Provide the records once more, identical to the original.

• [Data section]:

────────────────

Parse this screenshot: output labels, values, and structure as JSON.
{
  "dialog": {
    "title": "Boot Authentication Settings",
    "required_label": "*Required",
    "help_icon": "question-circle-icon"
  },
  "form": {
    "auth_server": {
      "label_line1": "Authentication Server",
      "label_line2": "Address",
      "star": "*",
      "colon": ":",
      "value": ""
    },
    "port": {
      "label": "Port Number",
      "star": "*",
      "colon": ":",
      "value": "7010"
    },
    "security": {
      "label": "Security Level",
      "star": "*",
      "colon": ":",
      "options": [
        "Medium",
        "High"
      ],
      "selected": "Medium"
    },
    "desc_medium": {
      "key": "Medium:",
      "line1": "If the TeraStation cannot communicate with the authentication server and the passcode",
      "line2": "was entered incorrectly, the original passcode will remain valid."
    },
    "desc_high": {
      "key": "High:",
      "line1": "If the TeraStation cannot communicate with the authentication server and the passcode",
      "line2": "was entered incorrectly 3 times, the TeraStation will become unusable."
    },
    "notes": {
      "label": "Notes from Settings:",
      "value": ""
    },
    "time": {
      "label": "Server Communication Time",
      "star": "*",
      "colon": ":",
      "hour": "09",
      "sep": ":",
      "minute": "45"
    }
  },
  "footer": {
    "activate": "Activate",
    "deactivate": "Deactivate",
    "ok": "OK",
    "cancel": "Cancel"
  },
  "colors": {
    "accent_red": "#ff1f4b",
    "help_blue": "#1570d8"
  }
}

────────────────

• [Exercise output]:
Parse this screenshot: output labels, values, and structure as JSON.
{
  "dialog": {
    "title": "Boot Authentication Settings",
    "required_label": "*Required",
    "help_icon": "question-circle-icon"
  },
  "form": {
    "auth_server": {
      "label_line1": "Authentication Server",
      "label_line2": "Address",
      "star": "*",
      "colon": ":",
      "value": ""
    },
    "port": {
      "label": "Port Number",
      "star": "*",
      "colon": ":",
      "value": "7010"
    },
    "security": {
      "label": "Security Level",
      "star": "*",
      "colon": ":",
      "options": [
        "Medium",
        "High"
      ],
      "selected": "Medium"
    },
    "desc_medium": {
      "key": "Medium:",
      "line1": "If the TeraStation cannot communicate with the authentication server and the passcode",
      "line2": "was entered incorrectly, the original passcode will remain valid."
    },
    "desc_high": {
      "key": "High:",
      "line1": "If the TeraStation cannot communicate with the authentication server and the passcode",
      "line2": "was entered incorrectly 3 times, the TeraStation will become unusable."
    },
    "notes": {
      "label": "Notes from Settings:",
      "value": ""
    },
    "time": {
      "label": "Server Communication Time",
      "star": "*",
      "colon": ":",
      "hour": "09",
      "sep": ":",
      "minute": "45"
    }
  },
  "footer": {
    "activate": "Activate",
    "deactivate": "Deactivate",
    "ok": "OK",
    "cancel": "Cancel"
  },
  "colors": {
    "accent_red": "#ff1f4b",
    "help_blue": "#1570d8"
  }
}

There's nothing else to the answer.